--- Start ---

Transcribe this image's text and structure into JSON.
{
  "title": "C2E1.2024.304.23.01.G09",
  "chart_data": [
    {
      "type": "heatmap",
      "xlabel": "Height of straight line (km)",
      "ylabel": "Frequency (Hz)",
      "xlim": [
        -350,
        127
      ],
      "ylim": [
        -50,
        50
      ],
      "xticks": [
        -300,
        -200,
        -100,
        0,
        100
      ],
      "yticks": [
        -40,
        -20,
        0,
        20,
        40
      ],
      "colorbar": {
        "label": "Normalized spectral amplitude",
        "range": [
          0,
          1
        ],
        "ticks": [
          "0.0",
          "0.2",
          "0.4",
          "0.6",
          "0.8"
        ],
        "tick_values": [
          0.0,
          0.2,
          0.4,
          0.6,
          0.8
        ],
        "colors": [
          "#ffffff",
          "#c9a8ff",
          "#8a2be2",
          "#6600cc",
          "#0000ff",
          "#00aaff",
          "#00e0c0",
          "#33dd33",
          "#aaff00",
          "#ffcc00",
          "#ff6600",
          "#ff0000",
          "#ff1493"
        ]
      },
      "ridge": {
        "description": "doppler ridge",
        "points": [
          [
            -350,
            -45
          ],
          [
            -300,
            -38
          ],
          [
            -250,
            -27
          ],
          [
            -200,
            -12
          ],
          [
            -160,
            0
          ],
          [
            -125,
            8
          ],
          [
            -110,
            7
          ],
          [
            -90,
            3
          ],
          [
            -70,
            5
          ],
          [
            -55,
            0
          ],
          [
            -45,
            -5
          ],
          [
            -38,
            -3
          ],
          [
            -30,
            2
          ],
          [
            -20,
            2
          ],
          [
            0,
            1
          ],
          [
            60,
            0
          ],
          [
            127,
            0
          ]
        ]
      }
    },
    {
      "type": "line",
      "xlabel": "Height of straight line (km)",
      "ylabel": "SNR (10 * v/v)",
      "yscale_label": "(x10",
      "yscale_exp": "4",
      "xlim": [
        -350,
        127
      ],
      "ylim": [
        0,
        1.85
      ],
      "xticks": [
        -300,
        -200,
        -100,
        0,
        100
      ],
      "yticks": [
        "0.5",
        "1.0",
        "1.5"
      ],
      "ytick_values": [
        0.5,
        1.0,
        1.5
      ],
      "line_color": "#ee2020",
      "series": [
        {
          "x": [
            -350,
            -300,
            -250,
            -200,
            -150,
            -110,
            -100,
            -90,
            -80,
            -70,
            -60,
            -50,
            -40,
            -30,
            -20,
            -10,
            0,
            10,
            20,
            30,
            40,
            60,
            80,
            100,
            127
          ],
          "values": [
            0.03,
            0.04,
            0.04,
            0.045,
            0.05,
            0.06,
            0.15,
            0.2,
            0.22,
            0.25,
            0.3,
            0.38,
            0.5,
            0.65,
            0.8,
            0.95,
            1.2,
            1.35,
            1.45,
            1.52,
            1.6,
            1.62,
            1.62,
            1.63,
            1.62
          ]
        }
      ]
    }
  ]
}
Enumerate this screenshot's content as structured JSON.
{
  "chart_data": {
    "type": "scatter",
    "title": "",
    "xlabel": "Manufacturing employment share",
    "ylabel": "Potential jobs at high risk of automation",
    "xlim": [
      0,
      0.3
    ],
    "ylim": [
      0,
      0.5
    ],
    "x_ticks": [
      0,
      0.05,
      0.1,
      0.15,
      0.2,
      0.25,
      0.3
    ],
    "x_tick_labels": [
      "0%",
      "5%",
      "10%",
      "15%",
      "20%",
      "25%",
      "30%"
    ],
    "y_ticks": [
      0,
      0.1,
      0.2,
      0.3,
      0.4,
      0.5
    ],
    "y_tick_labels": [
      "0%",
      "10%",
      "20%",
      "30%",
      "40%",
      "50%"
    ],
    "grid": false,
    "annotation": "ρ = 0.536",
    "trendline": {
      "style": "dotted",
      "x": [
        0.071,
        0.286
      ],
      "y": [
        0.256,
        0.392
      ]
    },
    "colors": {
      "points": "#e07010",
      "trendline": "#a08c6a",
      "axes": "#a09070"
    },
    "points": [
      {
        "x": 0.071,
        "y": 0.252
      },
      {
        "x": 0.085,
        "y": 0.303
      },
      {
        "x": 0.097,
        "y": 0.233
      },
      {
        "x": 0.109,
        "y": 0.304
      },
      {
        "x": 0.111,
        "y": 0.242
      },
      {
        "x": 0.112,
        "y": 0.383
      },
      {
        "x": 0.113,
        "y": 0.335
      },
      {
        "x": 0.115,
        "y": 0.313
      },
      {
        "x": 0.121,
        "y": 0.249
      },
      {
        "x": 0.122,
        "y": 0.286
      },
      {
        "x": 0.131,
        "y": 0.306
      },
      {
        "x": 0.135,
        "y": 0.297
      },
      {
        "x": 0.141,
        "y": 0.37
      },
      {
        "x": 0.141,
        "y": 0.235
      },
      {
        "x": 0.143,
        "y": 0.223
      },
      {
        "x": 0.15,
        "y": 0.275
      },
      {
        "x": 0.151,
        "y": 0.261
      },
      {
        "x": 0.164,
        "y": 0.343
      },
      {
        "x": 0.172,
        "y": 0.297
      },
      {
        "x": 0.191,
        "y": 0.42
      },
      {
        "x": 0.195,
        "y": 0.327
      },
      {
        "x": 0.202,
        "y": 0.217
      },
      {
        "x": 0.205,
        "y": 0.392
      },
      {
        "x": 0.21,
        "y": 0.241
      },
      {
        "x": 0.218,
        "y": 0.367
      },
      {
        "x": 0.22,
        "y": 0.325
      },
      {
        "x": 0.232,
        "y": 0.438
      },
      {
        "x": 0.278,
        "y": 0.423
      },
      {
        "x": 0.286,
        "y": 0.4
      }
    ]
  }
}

--- End ---

Repeat the material above in full, keeping every word.

Transcribe this image's text and structure into JSON.
{
  "title": "C2E1.2024.304.23.01.G09",
  "chart_data": [
    {
      "type": "heatmap",
      "xlabel": "Height of straight line (km)",
      "ylabel": "Frequency (Hz)",
      "xlim": [
        -350,
        127
      ],
      "ylim": [
        -50,
        50
      ],
      "xticks": [
        -300,
        -200,
        -100,
        0,
        100
      ],
      "yticks": [
        -40,
        -20,
        0,
        20,
        40
      ],
      "colorbar": {
        "label": "Normalized spectral amplitude",
        "range": [
          0,
          1
        ],
        "ticks": [
          "0.0",
          "0.2",
          "0.4",
          "0.6",
          "0.8"
        ],
        "tick_values": [
          0.0,
          0.2,
          0.4,
          0.6,
          0.8
        ],
        "colors": [
          "#ffffff",
          "#c9a8ff",
          "#8a2be2",
          "#6600cc",
          "#0000ff",
          "#00aaff",
          "#00e0c0",
          "#33dd33",
          "#aaff00",
          "#ffcc00",
          "#ff6600",
          "#ff0000",
          "#ff1493"
        ]
      },
      "ridge": {
        "description": "doppler ridge",
        "points": [
          [
            -350,
            -45
          ],
          [
            -300,
            -38
          ],
          [
            -250,
            -27
          ],
          [
            -200,
            -12
          ],
          [
            -160,
            0
          ],
          [
            -125,
            8
          ],
          [
            -110,
            7
          ],
          [
            -90,
            3
          ],
          [
            -70,
            5
          ],
          [
            -55,
            0
          ],
          [
            -45,
            -5
          ],
          [
            -38,
            -3
          ],
          [
            -30,
            2
          ],
          [
            -20,
            2
          ],
          [
            0,
            1
          ],
          [
            60,
            0
          ],
          [
            127,
            0
          ]
        ]
      }
    },
    {
      "type": "line",
      "xlabel": "Height of straight line (km)",
      "ylabel": "SNR (10 * v/v)",
      "yscale_label": "(x10",
      "yscale_exp": "4",
      "xlim": [
        -350,
        127
      ],
      "ylim": [
        0,
        1.85
      ],
      "xticks": [
        -300,
        -200,
        -100,
        0,
        100
      ],
      "yticks": [
        "0.5",
        "1.0",
        "1.5"
      ],
      "ytick_values": [
        0.5,
        1.0,
        1.5
      ],
      "line_color": "#ee2020",
      "series": [
        {
          "x": [
            -350,
            -300,
            -250,
            -200,
            -150,
            -110,
            -100,
            -90,
            -80,
            -70,
            -60,
            -50,
            -40,
            -30,
            -20,
            -10,
            0,
            10,
            20,
            30,
            40,
            60,
            80,
            100,
            127
          ],
          "values": [
            0.03,
            0.04,
            0.04,
            0.045,
            0.05,
            0.06,
            0.15,
            0.2,
            0.22,
            0.25,
            0.3,
            0.38,
            0.5,
            0.65,
            0.8,
            0.95,
            1.2,
            1.35,
            1.45,
            1.52,
            1.6,
            1.62,
            1.62,
            1.63,
            1.62
          ]
        }
      ]
    }
  ]
}
Enumerate this screenshot's content as structured JSON.
{
  "chart_data": {
    "type": "scatter",
    "title": "",
    "xlabel": "Manufacturing employment share",
    "ylabel": "Potential jobs at high risk of automation",
    "xlim": [
      0,
      0.3
    ],
    "ylim": [
      0,
      0.5
    ],
    "x_ticks": [
      0,
      0.05,
      0.1,
      0.15,
      0.2,
      0.25,
      0.3
    ],
    "x_tick_labels": [
      "0%",
      "5%",
      "10%",
      "15%",
      "20%",
      "25%",
      "30%"
    ],
    "y_ticks": [
      0,
      0.1,
      0.2,
      0.3,
      0.4,
      0.5
    ],
    "y_tick_labels": [
      "0%",
      "10%",
      "20%",
      "30%",
      "40%",
      "50%"
    ],
    "grid": false,
    "annotation": "ρ = 0.536",
    "trendline": {
      "style": "dotted",
      "x": [
        0.071,
        0.286
      ],
      "y": [
        0.256,
        0.392
      ]
    },
    "colors": {
      "points": "#e07010",
      "trendline": "#a08c6a",
      "axes": "#a09070"
    },
    "points": [
      {
        "x": 0.071,
        "y": 0.252
      },
      {
        "x": 0.085,
        "y": 0.303
      },
      {
        "x": 0.097,
        "y": 0.233
      },
      {
        "x": 0.109,
        "y": 0.304
      },
      {
        "x": 0.111,
        "y": 0.242
      },
      {
        "x": 0.112,
        "y": 0.383
      },
      {
        "x": 0.113,
        "y": 0.335
      },
      {
        "x": 0.115,
        "y": 0.313
      },
      {
        "x": 0.121,
        "y": 0.249
      },
      {
        "x": 0.122,
        "y": 0.286
      },
      {
        "x": 0.131,
        "y": 0.306
      },
      {
        "x": 0.135,
        "y": 0.297
      },
      {
        "x": 0.141,
        "y": 0.37
      },
      {
        "x": 0.141,
        "y": 0.235
      },
      {
        "x": 0.143,
        "y": 0.223
      },
      {
        "x": 0.15,
        "y": 0.275
      },
      {
        "x": 0.151,
        "y": 0.261
      },
      {
        "x": 0.164,
        "y": 0.343
      },
      {
        "x": 0.172,
        "y": 0.297
      },
      {
        "x": 0.191,
        "y": 0.42
      },
      {
        "x": 0.195,
        "y": 0.327
      },
      {
        "x": 0.202,
        "y": 0.217
      },
      {
        "x": 0.205,
        "y": 0.392
      },
      {
        "x": 0.21,
        "y": 0.241
      },
      {
        "x": 0.218,
        "y": 0.367
      },
      {
        "x": 0.22,
        "y": 0.325
      },
      {
        "x": 0.232,
        "y": 0.438
      },
      {
        "x": 0.278,
        "y": 0.423
      },
      {
        "x": 0.286,
        "y": 0.4
      }
    ]
  }
}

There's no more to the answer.